## Exercise description
Show all lines of the entries in which the word "Admission" is found.

## Provided records
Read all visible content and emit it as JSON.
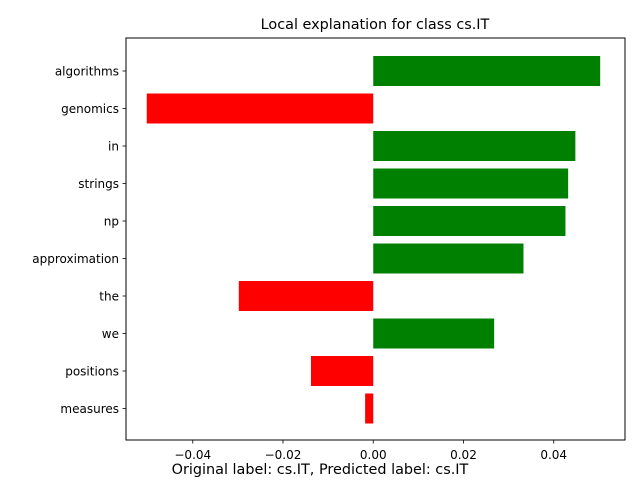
{
  "chart_data": {
    "type": "bar",
    "orientation": "horizontal",
    "title": "Local explanation for class cs.IT",
    "xlabel": "",
    "ylabel": "",
    "categories": [
      "algorithms",
      "genomics",
      "in",
      "strings",
      "np",
      "approximation",
      "the",
      "we",
      "positions",
      "measures"
    ],
    "values": [
      0.0503,
      -0.0502,
      0.0448,
      0.0432,
      0.0426,
      0.0333,
      -0.0298,
      0.0268,
      -0.0138,
      -0.0018
    ],
    "xlim": [
      -0.0548,
      0.0558
    ],
    "xticks": [
      -0.04,
      -0.02,
      0.0,
      0.02,
      0.04
    ],
    "xtick_labels": [
      "−0.04",
      "−0.02",
      "0.00",
      "0.02",
      "0.04"
    ],
    "positive_color": "#008000",
    "negative_color": "#ff0000",
    "grid": false
  },
  "footer": {
    "text": "Original label: cs.IT, Predicted label: cs.IT"
  }
}
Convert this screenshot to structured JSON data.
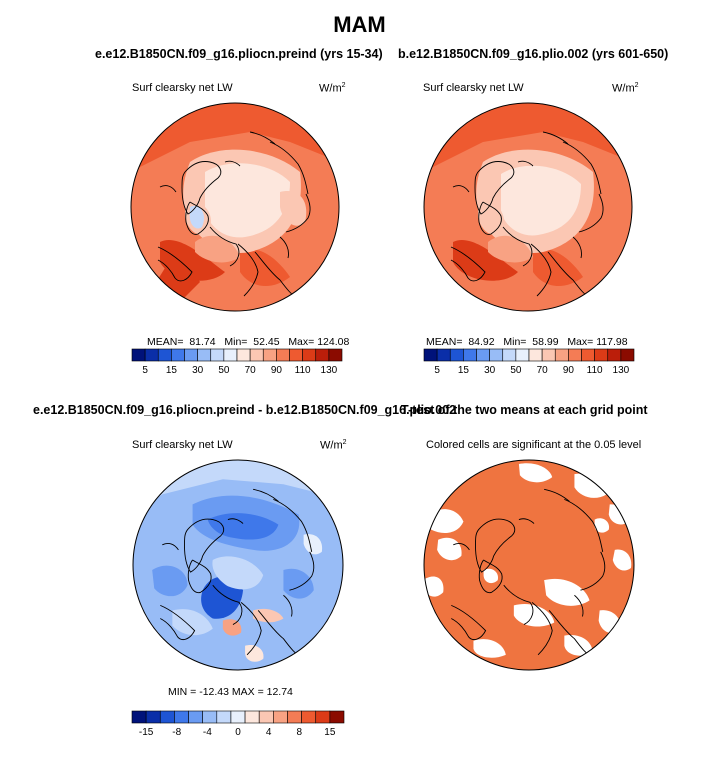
{
  "season_title": "MAM",
  "panels": [
    {
      "title": "e.e12.B1850CN.f09_g16.pliocn.preind (yrs 15-34)",
      "variable": "Surf clearsky net LW",
      "units": "W/m",
      "units_sup": "2",
      "stats": {
        "mean_label": "MEAN=",
        "mean": "81.74",
        "min_label": "Min=",
        "min": "52.45",
        "max_label": "Max=",
        "max": "124.08"
      },
      "colorbar": {
        "ticks": [
          "5",
          "15",
          "30",
          "50",
          "70",
          "90",
          "110",
          "130"
        ],
        "colors": [
          "#00127a",
          "#0a2ea8",
          "#1e55d4",
          "#3f78ea",
          "#6a9bf2",
          "#98bcf6",
          "#c4d9fa",
          "#e8f0fc",
          "#fde7dd",
          "#fbc7b3",
          "#f8a283",
          "#f47c55",
          "#ee5a30",
          "#dc3b17",
          "#bb1e0a",
          "#8b0b00"
        ]
      }
    },
    {
      "title": "b.e12.B1850CN.f09_g16.plio.002 (yrs 601-650)",
      "variable": "Surf clearsky net LW",
      "units": "W/m",
      "units_sup": "2",
      "stats": {
        "mean_label": "MEAN=",
        "mean": "84.92",
        "min_label": "Min=",
        "min": "58.99",
        "max_label": "Max=",
        "max": "117.98"
      },
      "colorbar": {
        "ticks": [
          "5",
          "15",
          "30",
          "50",
          "70",
          "90",
          "110",
          "130"
        ],
        "colors": [
          "#00127a",
          "#0a2ea8",
          "#1e55d4",
          "#3f78ea",
          "#6a9bf2",
          "#98bcf6",
          "#c4d9fa",
          "#e8f0fc",
          "#fde7dd",
          "#fbc7b3",
          "#f8a283",
          "#f47c55",
          "#ee5a30",
          "#dc3b17",
          "#bb1e0a",
          "#8b0b00"
        ]
      }
    },
    {
      "title": "e.e12.B1850CN.f09_g16.pliocn.preind - b.e12.B1850CN.f09_g16.plio.002",
      "variable": "Surf clearsky net LW",
      "units": "W/m",
      "units_sup": "2",
      "stats": {
        "text": "MIN = -12.43  MAX =  12.74"
      },
      "colorbar": {
        "ticks": [
          "-15",
          "-8",
          "-4",
          "0",
          "4",
          "8",
          "15"
        ],
        "colors": [
          "#00127a",
          "#0a2ea8",
          "#1e55d4",
          "#3f78ea",
          "#6a9bf2",
          "#98bcf6",
          "#c4d9fa",
          "#e8f0fc",
          "#fde7dd",
          "#fbc7b3",
          "#f8a283",
          "#f47c55",
          "#ee5a30",
          "#dc3b17",
          "#8b0b00"
        ]
      }
    },
    {
      "title": "T-test of the two means at each grid point",
      "variable": "Colored cells are significant at the 0.05 level",
      "significance_color": "#ef7440"
    }
  ],
  "colors": {
    "warm_light": "#fde7dd",
    "warm_mid": "#f8a283",
    "warm_strong": "#ee5a30",
    "diff_base": "#98bcf6",
    "diff_dark": "#1e55d4",
    "diff_light": "#c4d9fa",
    "coast": "#000000"
  }
}
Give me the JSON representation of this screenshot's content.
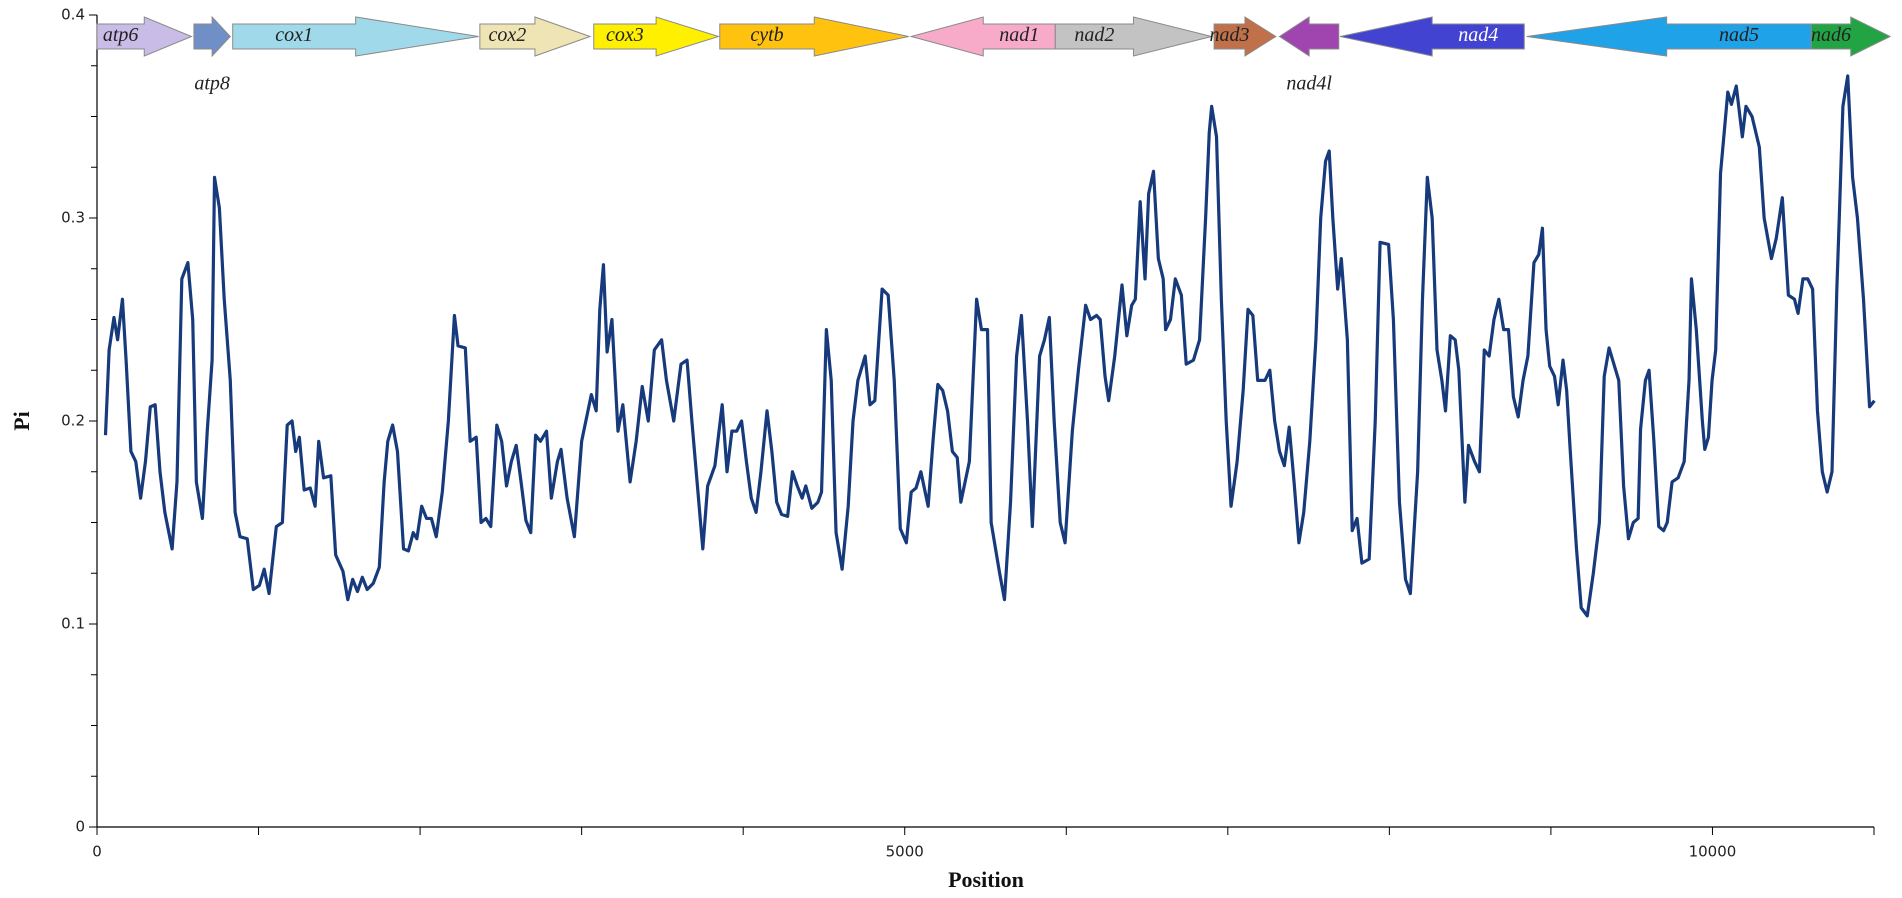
{
  "chart_data": {
    "type": "line",
    "xlabel": "Position",
    "ylabel": "Pi",
    "xlim": [
      0,
      11000
    ],
    "ylim": [
      0,
      0.4
    ],
    "xticks": [
      0,
      5000,
      10000
    ],
    "xminorticks": [
      1000,
      2000,
      3000,
      4000,
      6000,
      7000,
      8000,
      9000,
      11000
    ],
    "yticks": [
      0,
      0.1,
      0.2,
      0.3,
      0.4
    ],
    "yminorticks": [
      0.025,
      0.05,
      0.075,
      0.125,
      0.15,
      0.175,
      0.225,
      0.25,
      0.275,
      0.325,
      0.35,
      0.375
    ],
    "genes": [
      {
        "name": "atp6",
        "start": 0,
        "end": 585,
        "direction": "right",
        "color": "#c9bde8",
        "label_below": false
      },
      {
        "name": "atp8",
        "start": 600,
        "end": 825,
        "direction": "right",
        "color": "#6f8fc6",
        "label_below": true
      },
      {
        "name": "cox1",
        "start": 840,
        "end": 2362,
        "direction": "right",
        "color": "#a0d9ea",
        "label_below": false
      },
      {
        "name": "cox2",
        "start": 2370,
        "end": 3052,
        "direction": "right",
        "color": "#efe5b4",
        "label_below": false
      },
      {
        "name": "cox3",
        "start": 3075,
        "end": 3847,
        "direction": "right",
        "color": "#fff000",
        "label_below": false
      },
      {
        "name": "cytb",
        "start": 3855,
        "end": 5025,
        "direction": "right",
        "color": "#ffc20e",
        "label_below": false
      },
      {
        "name": "nad1",
        "start": 5040,
        "end": 5932,
        "direction": "left",
        "color": "#f7abc9",
        "label_below": false
      },
      {
        "name": "nad2",
        "start": 5932,
        "end": 6900,
        "direction": "right",
        "color": "#c3c3c3",
        "label_below": false
      },
      {
        "name": "nad3",
        "start": 6915,
        "end": 7297,
        "direction": "right",
        "color": "#c0714a",
        "label_below": false
      },
      {
        "name": "nad4l",
        "start": 7320,
        "end": 7687,
        "direction": "left",
        "color": "#a044b0",
        "label_below": true
      },
      {
        "name": "nad4",
        "start": 7695,
        "end": 8835,
        "direction": "left",
        "color": "#4343d2",
        "label_below": false
      },
      {
        "name": "nad5",
        "start": 8850,
        "end": 10612,
        "direction": "left",
        "color": "#20a2e8",
        "label_below": false
      },
      {
        "name": "nad6",
        "start": 10612,
        "end": 11100,
        "direction": "right",
        "color": "#22a444",
        "label_below": false
      }
    ],
    "x": [
      52.5,
      75,
      105,
      127.5,
      157.5,
      180,
      210,
      240,
      270,
      300,
      330,
      360,
      390,
      420,
      465,
      495,
      525,
      562.5,
      592.5,
      615,
      652.5,
      682.5,
      712.5,
      727.5,
      757.5,
      787.5,
      825,
      855,
      885,
      930,
      967.5,
      1005,
      1035,
      1065,
      1110,
      1147.5,
      1177.5,
      1207.5,
      1230,
      1252.5,
      1282.5,
      1320,
      1350,
      1372.5,
      1402.5,
      1447.5,
      1477.5,
      1522.5,
      1552.5,
      1582.5,
      1612.5,
      1642.5,
      1672.5,
      1710,
      1747.5,
      1777.5,
      1800,
      1830,
      1860,
      1897.5,
      1927.5,
      1957.5,
      1980,
      2010,
      2040,
      2070,
      2100,
      2137.5,
      2175,
      2212.5,
      2235,
      2280,
      2310,
      2347.5,
      2377.5,
      2407.5,
      2437.5,
      2475,
      2505,
      2535,
      2565,
      2595,
      2625,
      2655,
      2685,
      2715,
      2745,
      2782.5,
      2812.5,
      2850,
      2872.5,
      2910,
      2955,
      3000,
      3060,
      3090,
      3112.5,
      3135,
      3157.5,
      3187.5,
      3225,
      3255,
      3300,
      3337.5,
      3375,
      3412.5,
      3450,
      3495,
      3525,
      3570,
      3615,
      3652.5,
      3682.5,
      3750,
      3780,
      3825,
      3870,
      3900,
      3930,
      3960,
      3990,
      4020,
      4050,
      4080,
      4110,
      4147.5,
      4177.5,
      4207.5,
      4237.5,
      4275,
      4305,
      4335,
      4365,
      4387.5,
      4425,
      4462.5,
      4485,
      4515,
      4545,
      4575,
      4612.5,
      4650,
      4680,
      4710,
      4755,
      4785,
      4815,
      4860,
      4897.5,
      4935,
      4972.5,
      5010,
      5040,
      5070,
      5100,
      5145,
      5175,
      5205,
      5235,
      5265,
      5295,
      5325,
      5347.5,
      5400,
      5445,
      5475,
      5512.5,
      5535,
      5587.5,
      5617.5,
      5655,
      5692.5,
      5722.5,
      5760,
      5790,
      5835,
      5865,
      5895,
      5925,
      5962.5,
      5992.5,
      6037.5,
      6075,
      6120,
      6150,
      6187.5,
      6210,
      6240,
      6262.5,
      6300,
      6345,
      6375,
      6405,
      6427.5,
      6457.5,
      6487.5,
      6510,
      6540,
      6570,
      6600,
      6615,
      6645,
      6675,
      6712.5,
      6742.5,
      6787.5,
      6825,
      6862.5,
      6885,
      6900,
      6930,
      6960,
      6990,
      7020,
      7057.5,
      7095,
      7125,
      7155,
      7185,
      7230,
      7260,
      7290,
      7320,
      7350,
      7380,
      7410,
      7440,
      7470,
      7507.5,
      7545,
      7575,
      7605,
      7627.5,
      7650,
      7680,
      7702.5,
      7740,
      7770,
      7800,
      7830,
      7875,
      7912.5,
      7942.5,
      7995,
      8025,
      8062.5,
      8100,
      8130,
      8175,
      8205,
      8235,
      8265,
      8295,
      8325,
      8347.5,
      8377.5,
      8407.5,
      8430,
      8467.5,
      8490,
      8527.5,
      8557.5,
      8587.5,
      8617.5,
      8647.5,
      8677.5,
      8707.5,
      8737.5,
      8767.5,
      8797.5,
      8827.5,
      8857.5,
      8895,
      8925,
      8947.5,
      8970,
      8992.5,
      9022.5,
      9045,
      9075,
      9097.5,
      9120,
      9157.5,
      9187.5,
      9225,
      9262.5,
      9300,
      9330,
      9360,
      9390,
      9420,
      9450,
      9480,
      9510,
      9540,
      9555,
      9585,
      9607.5,
      9637.5,
      9667.5,
      9697.5,
      9720,
      9750,
      9787.5,
      9825,
      9855,
      9870,
      9900,
      9937.5,
      9952.5,
      9975,
      9997.5,
      10020,
      10050,
      10095,
      10117.5,
      10147.5,
      10185,
      10207.5,
      10245,
      10290,
      10320,
      10365,
      10395,
      10432.5,
      10470,
      10507.5,
      10530,
      10560,
      10590,
      10620,
      10650,
      10680,
      10710,
      10740,
      10770,
      10785,
      10807.5,
      10837.5,
      10867.5,
      10897.5,
      10935,
      10972.5,
      11002.5
    ],
    "series": [
      {
        "color": "#173a7c",
        "values": [
          0.193,
          0.235,
          0.251,
          0.24,
          0.26,
          0.23,
          0.185,
          0.18,
          0.162,
          0.18,
          0.207,
          0.208,
          0.175,
          0.155,
          0.137,
          0.17,
          0.27,
          0.278,
          0.25,
          0.17,
          0.152,
          0.195,
          0.23,
          0.32,
          0.305,
          0.26,
          0.22,
          0.155,
          0.143,
          0.142,
          0.117,
          0.119,
          0.127,
          0.115,
          0.148,
          0.15,
          0.198,
          0.2,
          0.185,
          0.192,
          0.166,
          0.167,
          0.158,
          0.19,
          0.172,
          0.173,
          0.134,
          0.126,
          0.112,
          0.122,
          0.116,
          0.123,
          0.117,
          0.12,
          0.128,
          0.17,
          0.19,
          0.198,
          0.185,
          0.137,
          0.136,
          0.145,
          0.142,
          0.158,
          0.152,
          0.152,
          0.143,
          0.165,
          0.2,
          0.252,
          0.237,
          0.236,
          0.19,
          0.192,
          0.15,
          0.152,
          0.148,
          0.198,
          0.19,
          0.168,
          0.18,
          0.188,
          0.17,
          0.151,
          0.145,
          0.193,
          0.19,
          0.195,
          0.162,
          0.18,
          0.186,
          0.162,
          0.143,
          0.19,
          0.213,
          0.205,
          0.255,
          0.277,
          0.234,
          0.25,
          0.195,
          0.208,
          0.17,
          0.19,
          0.217,
          0.2,
          0.235,
          0.24,
          0.22,
          0.2,
          0.228,
          0.23,
          0.2,
          0.137,
          0.168,
          0.178,
          0.208,
          0.175,
          0.195,
          0.195,
          0.2,
          0.18,
          0.162,
          0.155,
          0.175,
          0.205,
          0.185,
          0.16,
          0.154,
          0.153,
          0.175,
          0.168,
          0.162,
          0.168,
          0.157,
          0.16,
          0.165,
          0.245,
          0.22,
          0.145,
          0.127,
          0.158,
          0.2,
          0.22,
          0.232,
          0.208,
          0.21,
          0.265,
          0.262,
          0.22,
          0.147,
          0.14,
          0.165,
          0.167,
          0.175,
          0.158,
          0.19,
          0.218,
          0.215,
          0.205,
          0.185,
          0.182,
          0.16,
          0.18,
          0.26,
          0.245,
          0.245,
          0.15,
          0.125,
          0.112,
          0.16,
          0.232,
          0.252,
          0.2,
          0.148,
          0.232,
          0.24,
          0.251,
          0.2,
          0.15,
          0.14,
          0.195,
          0.225,
          0.257,
          0.25,
          0.252,
          0.25,
          0.222,
          0.21,
          0.232,
          0.267,
          0.242,
          0.257,
          0.26,
          0.308,
          0.27,
          0.312,
          0.323,
          0.28,
          0.27,
          0.245,
          0.25,
          0.27,
          0.262,
          0.228,
          0.23,
          0.24,
          0.3,
          0.342,
          0.355,
          0.34,
          0.26,
          0.2,
          0.158,
          0.18,
          0.215,
          0.255,
          0.252,
          0.22,
          0.22,
          0.225,
          0.2,
          0.185,
          0.178,
          0.197,
          0.17,
          0.14,
          0.155,
          0.19,
          0.24,
          0.3,
          0.328,
          0.333,
          0.3,
          0.265,
          0.28,
          0.24,
          0.146,
          0.152,
          0.13,
          0.132,
          0.2,
          0.288,
          0.287,
          0.25,
          0.16,
          0.122,
          0.115,
          0.175,
          0.26,
          0.32,
          0.3,
          0.235,
          0.22,
          0.205,
          0.242,
          0.24,
          0.225,
          0.16,
          0.188,
          0.18,
          0.175,
          0.235,
          0.232,
          0.25,
          0.26,
          0.245,
          0.245,
          0.212,
          0.202,
          0.22,
          0.232,
          0.278,
          0.282,
          0.295,
          0.245,
          0.227,
          0.222,
          0.208,
          0.23,
          0.215,
          0.185,
          0.138,
          0.108,
          0.104,
          0.125,
          0.15,
          0.222,
          0.236,
          0.228,
          0.22,
          0.168,
          0.142,
          0.15,
          0.152,
          0.196,
          0.22,
          0.225,
          0.19,
          0.148,
          0.146,
          0.15,
          0.17,
          0.172,
          0.18,
          0.22,
          0.27,
          0.245,
          0.2,
          0.186,
          0.192,
          0.22,
          0.235,
          0.322,
          0.362,
          0.356,
          0.365,
          0.34,
          0.355,
          0.35,
          0.335,
          0.3,
          0.28,
          0.29,
          0.31,
          0.262,
          0.26,
          0.253,
          0.27,
          0.27,
          0.265,
          0.205,
          0.175,
          0.165,
          0.175,
          0.265,
          0.3,
          0.355,
          0.37,
          0.32,
          0.3,
          0.26,
          0.207,
          0.21
        ]
      }
    ]
  }
}
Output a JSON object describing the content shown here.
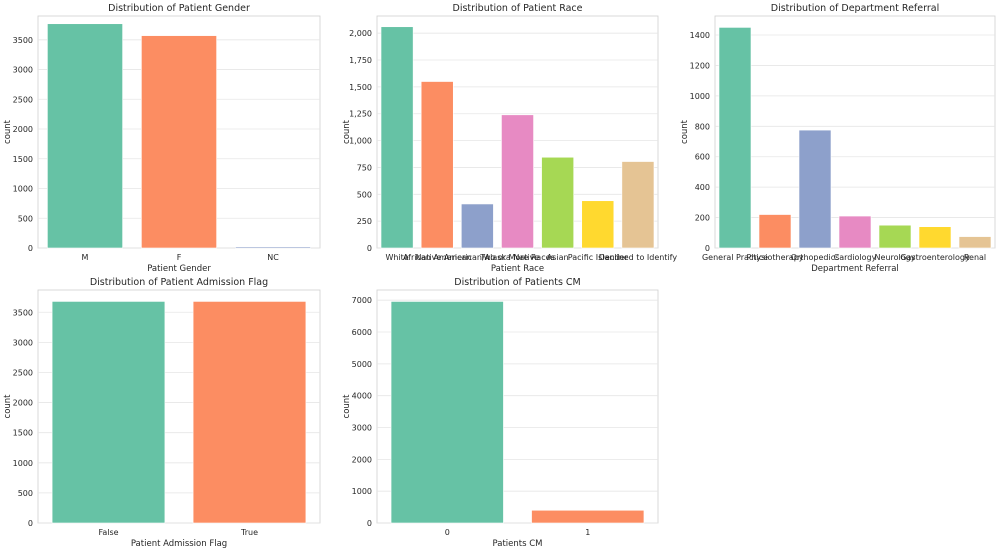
{
  "chart_data": [
    {
      "type": "bar",
      "title": "Distribution of Patient Gender",
      "xlabel": "Patient Gender",
      "ylabel": "count",
      "categories": [
        "M",
        "F",
        "NC"
      ],
      "values": [
        3770,
        3570,
        20
      ],
      "ylim": [
        0,
        3900
      ],
      "yticks": [
        0,
        500,
        1000,
        1500,
        2000,
        2500,
        3000,
        3500
      ],
      "ytick_labels": [
        "0",
        "500",
        "1000",
        "1500",
        "2000",
        "2500",
        "3000",
        "3500"
      ],
      "colors": [
        "#66c2a5",
        "#fc8d62",
        "#8da0cb"
      ],
      "grid": true
    },
    {
      "type": "bar",
      "title": "Distribution of Patient Race",
      "xlabel": "Patient Race",
      "ylabel": "count",
      "categories": [
        "White",
        "African American",
        "Native American/Alaska Native",
        "Two or More Races",
        "Asian",
        "Pacific Islander",
        "Declined to Identify"
      ],
      "values": [
        2060,
        1550,
        410,
        1240,
        845,
        440,
        805
      ],
      "ylim": [
        0,
        2160
      ],
      "yticks": [
        0,
        250,
        500,
        750,
        1000,
        1250,
        1500,
        1750,
        2000
      ],
      "ytick_labels": [
        "0",
        "250",
        "500",
        "750",
        "1,000",
        "1,250",
        "1,500",
        "1,750",
        "2,000"
      ],
      "colors": [
        "#66c2a5",
        "#fc8d62",
        "#8da0cb",
        "#e78ac3",
        "#a6d854",
        "#ffd92f",
        "#e5c494"
      ],
      "grid": true
    },
    {
      "type": "bar",
      "title": "Distribution of Department Referral",
      "xlabel": "Department Referral",
      "ylabel": "count",
      "categories": [
        "General Practice",
        "Physiotherapy",
        "Orthopedics",
        "Cardiology",
        "Neurology",
        "Gastroenterology",
        "Renal"
      ],
      "values": [
        1450,
        220,
        775,
        210,
        150,
        140,
        75
      ],
      "ylim": [
        0,
        1525
      ],
      "yticks": [
        0,
        200,
        400,
        600,
        800,
        1000,
        1200,
        1400
      ],
      "ytick_labels": [
        "0",
        "200",
        "400",
        "600",
        "800",
        "1000",
        "1200",
        "1400"
      ],
      "colors": [
        "#66c2a5",
        "#fc8d62",
        "#8da0cb",
        "#e78ac3",
        "#a6d854",
        "#ffd92f",
        "#e5c494"
      ],
      "grid": true
    },
    {
      "type": "bar",
      "title": "Distribution of Patient Admission Flag",
      "xlabel": "Patient Admission Flag",
      "ylabel": "count",
      "categories": [
        "False",
        "True"
      ],
      "values": [
        3680,
        3680
      ],
      "ylim": [
        0,
        3870
      ],
      "yticks": [
        0,
        500,
        1000,
        1500,
        2000,
        2500,
        3000,
        3500
      ],
      "ytick_labels": [
        "0",
        "500",
        "1000",
        "1500",
        "2000",
        "2500",
        "3000",
        "3500"
      ],
      "colors": [
        "#66c2a5",
        "#fc8d62"
      ],
      "grid": true
    },
    {
      "type": "bar",
      "title": "Distribution of Patients CM",
      "xlabel": "Patients CM",
      "ylabel": "count",
      "categories": [
        "0",
        "1"
      ],
      "values": [
        6960,
        400
      ],
      "ylim": [
        0,
        7320
      ],
      "yticks": [
        0,
        1000,
        2000,
        3000,
        4000,
        5000,
        6000,
        7000
      ],
      "ytick_labels": [
        "0",
        "1000",
        "2000",
        "3000",
        "4000",
        "5000",
        "6000",
        "7000"
      ],
      "colors": [
        "#66c2a5",
        "#fc8d62"
      ],
      "grid": true
    }
  ]
}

## Finished task
      "title": "Distribution of Patient Admission Flag",
      "xlabel": "Patient Admission Flag",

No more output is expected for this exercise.